Extracted data:
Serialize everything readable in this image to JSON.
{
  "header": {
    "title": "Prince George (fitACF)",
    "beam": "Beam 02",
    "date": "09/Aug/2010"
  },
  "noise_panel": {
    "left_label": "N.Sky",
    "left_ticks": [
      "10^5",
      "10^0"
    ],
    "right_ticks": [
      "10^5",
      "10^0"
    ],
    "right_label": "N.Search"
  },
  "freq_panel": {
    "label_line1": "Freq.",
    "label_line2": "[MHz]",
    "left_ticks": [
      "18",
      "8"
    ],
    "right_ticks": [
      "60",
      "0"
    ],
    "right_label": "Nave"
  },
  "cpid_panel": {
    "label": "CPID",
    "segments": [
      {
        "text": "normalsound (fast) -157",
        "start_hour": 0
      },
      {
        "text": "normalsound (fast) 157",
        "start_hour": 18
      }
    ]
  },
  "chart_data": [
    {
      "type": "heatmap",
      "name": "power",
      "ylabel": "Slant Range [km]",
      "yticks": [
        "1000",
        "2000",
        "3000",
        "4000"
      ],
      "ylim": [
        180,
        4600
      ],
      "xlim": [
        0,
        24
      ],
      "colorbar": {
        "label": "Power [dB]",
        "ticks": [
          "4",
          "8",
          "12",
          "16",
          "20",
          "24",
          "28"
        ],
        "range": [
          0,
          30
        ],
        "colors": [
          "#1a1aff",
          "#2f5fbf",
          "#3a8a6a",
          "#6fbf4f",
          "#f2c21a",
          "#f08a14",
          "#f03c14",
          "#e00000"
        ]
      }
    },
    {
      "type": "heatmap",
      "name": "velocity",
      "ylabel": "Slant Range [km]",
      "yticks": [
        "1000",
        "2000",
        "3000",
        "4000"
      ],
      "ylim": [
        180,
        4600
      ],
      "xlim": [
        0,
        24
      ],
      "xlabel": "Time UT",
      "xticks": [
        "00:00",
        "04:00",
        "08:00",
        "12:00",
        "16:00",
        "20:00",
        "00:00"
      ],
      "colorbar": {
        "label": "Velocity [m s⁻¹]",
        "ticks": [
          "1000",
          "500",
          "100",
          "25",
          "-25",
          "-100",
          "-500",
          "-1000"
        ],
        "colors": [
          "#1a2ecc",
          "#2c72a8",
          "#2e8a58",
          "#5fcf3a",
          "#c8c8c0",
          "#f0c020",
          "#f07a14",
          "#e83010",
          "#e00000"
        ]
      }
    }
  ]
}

What is asked:
Every record should be repeated exactly; please leave none out.

Result:
Serialize everything readable in this image to JSON.
{
  "header": {
    "title": "Prince George (fitACF)",
    "beam": "Beam 02",
    "date": "09/Aug/2010"
  },
  "noise_panel": {
    "left_label": "N.Sky",
    "left_ticks": [
      "10^5",
      "10^0"
    ],
    "right_ticks": [
      "10^5",
      "10^0"
    ],
    "right_label": "N.Search"
  },
  "freq_panel": {
    "label_line1": "Freq.",
    "label_line2": "[MHz]",
    "left_ticks": [
      "18",
      "8"
    ],
    "right_ticks": [
      "60",
      "0"
    ],
    "right_label": "Nave"
  },
  "cpid_panel": {
    "label": "CPID",
    "segments": [
      {
        "text": "normalsound (fast) -157",
        "start_hour": 0
      },
      {
        "text": "normalsound (fast) 157",
        "start_hour": 18
      }
    ]
  },
  "chart_data": [
    {
      "type": "heatmap",
      "name": "power",
      "ylabel": "Slant Range [km]",
      "yticks": [
        "1000",
        "2000",
        "3000",
        "4000"
      ],
      "ylim": [
        180,
        4600
      ],
      "xlim": [
        0,
        24
      ],
      "colorbar": {
        "label": "Power [dB]",
        "ticks": [
          "4",
          "8",
          "12",
          "16",
          "20",
          "24",
          "28"
        ],
        "range": [
          0,
          30
        ],
        "colors": [
          "#1a1aff",
          "#2f5fbf",
          "#3a8a6a",
          "#6fbf4f",
          "#f2c21a",
          "#f08a14",
          "#f03c14",
          "#e00000"
        ]
      }
    },
    {
      "type": "heatmap",
      "name": "velocity",
      "ylabel": "Slant Range [km]",
      "yticks": [
        "1000",
        "2000",
        "3000",
        "4000"
      ],
      "ylim": [
        180,
        4600
      ],
      "xlim": [
        0,
        24
      ],
      "xlabel": "Time UT",
      "xticks": [
        "00:00",
        "04:00",
        "08:00",
        "12:00",
        "16:00",
        "20:00",
        "00:00"
      ],
      "colorbar": {
        "label": "Velocity [m s⁻¹]",
        "ticks": [
          "1000",
          "500",
          "100",
          "25",
          "-25",
          "-100",
          "-500",
          "-1000"
        ],
        "colors": [
          "#1a2ecc",
          "#2c72a8",
          "#2e8a58",
          "#5fcf3a",
          "#c8c8c0",
          "#f0c020",
          "#f07a14",
          "#e83010",
          "#e00000"
        ]
      }
    }
  ]
}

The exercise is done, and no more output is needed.